*DATA ROWS*:
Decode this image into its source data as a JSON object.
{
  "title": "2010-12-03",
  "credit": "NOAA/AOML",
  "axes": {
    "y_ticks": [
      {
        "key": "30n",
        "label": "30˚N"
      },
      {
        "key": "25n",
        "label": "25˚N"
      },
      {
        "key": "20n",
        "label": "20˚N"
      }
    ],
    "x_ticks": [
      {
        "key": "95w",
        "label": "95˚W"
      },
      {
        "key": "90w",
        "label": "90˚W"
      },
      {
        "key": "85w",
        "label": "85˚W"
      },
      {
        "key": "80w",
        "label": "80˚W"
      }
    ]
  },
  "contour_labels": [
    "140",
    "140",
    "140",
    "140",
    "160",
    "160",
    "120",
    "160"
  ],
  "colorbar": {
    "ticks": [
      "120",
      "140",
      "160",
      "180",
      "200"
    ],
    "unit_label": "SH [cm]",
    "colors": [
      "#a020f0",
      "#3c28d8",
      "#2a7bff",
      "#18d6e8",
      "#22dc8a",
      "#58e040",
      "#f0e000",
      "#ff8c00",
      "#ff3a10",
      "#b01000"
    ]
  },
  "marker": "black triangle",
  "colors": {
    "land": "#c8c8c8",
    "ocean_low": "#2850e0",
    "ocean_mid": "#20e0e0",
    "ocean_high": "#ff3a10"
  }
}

*EXERCISE GOAL*:
Extract the whole listing, character for character.

*TASK ANSWER*:
Decode this image into its source data as a JSON object.
{
  "title": "2010-12-03",
  "credit": "NOAA/AOML",
  "axes": {
    "y_ticks": [
      {
        "key": "30n",
        "label": "30˚N"
      },
      {
        "key": "25n",
        "label": "25˚N"
      },
      {
        "key": "20n",
        "label": "20˚N"
      }
    ],
    "x_ticks": [
      {
        "key": "95w",
        "label": "95˚W"
      },
      {
        "key": "90w",
        "label": "90˚W"
      },
      {
        "key": "85w",
        "label": "85˚W"
      },
      {
        "key": "80w",
        "label": "80˚W"
      }
    ]
  },
  "contour_labels": [
    "140",
    "140",
    "140",
    "140",
    "160",
    "160",
    "120",
    "160"
  ],
  "colorbar": {
    "ticks": [
      "120",
      "140",
      "160",
      "180",
      "200"
    ],
    "unit_label": "SH [cm]",
    "colors": [
      "#a020f0",
      "#3c28d8",
      "#2a7bff",
      "#18d6e8",
      "#22dc8a",
      "#58e040",
      "#f0e000",
      "#ff8c00",
      "#ff3a10",
      "#b01000"
    ]
  },
  "marker": "black triangle",
  "colors": {
    "land": "#c8c8c8",
    "ocean_low": "#2850e0",
    "ocean_mid": "#20e0e0",
    "ocean_high": "#ff3a10"
  }
}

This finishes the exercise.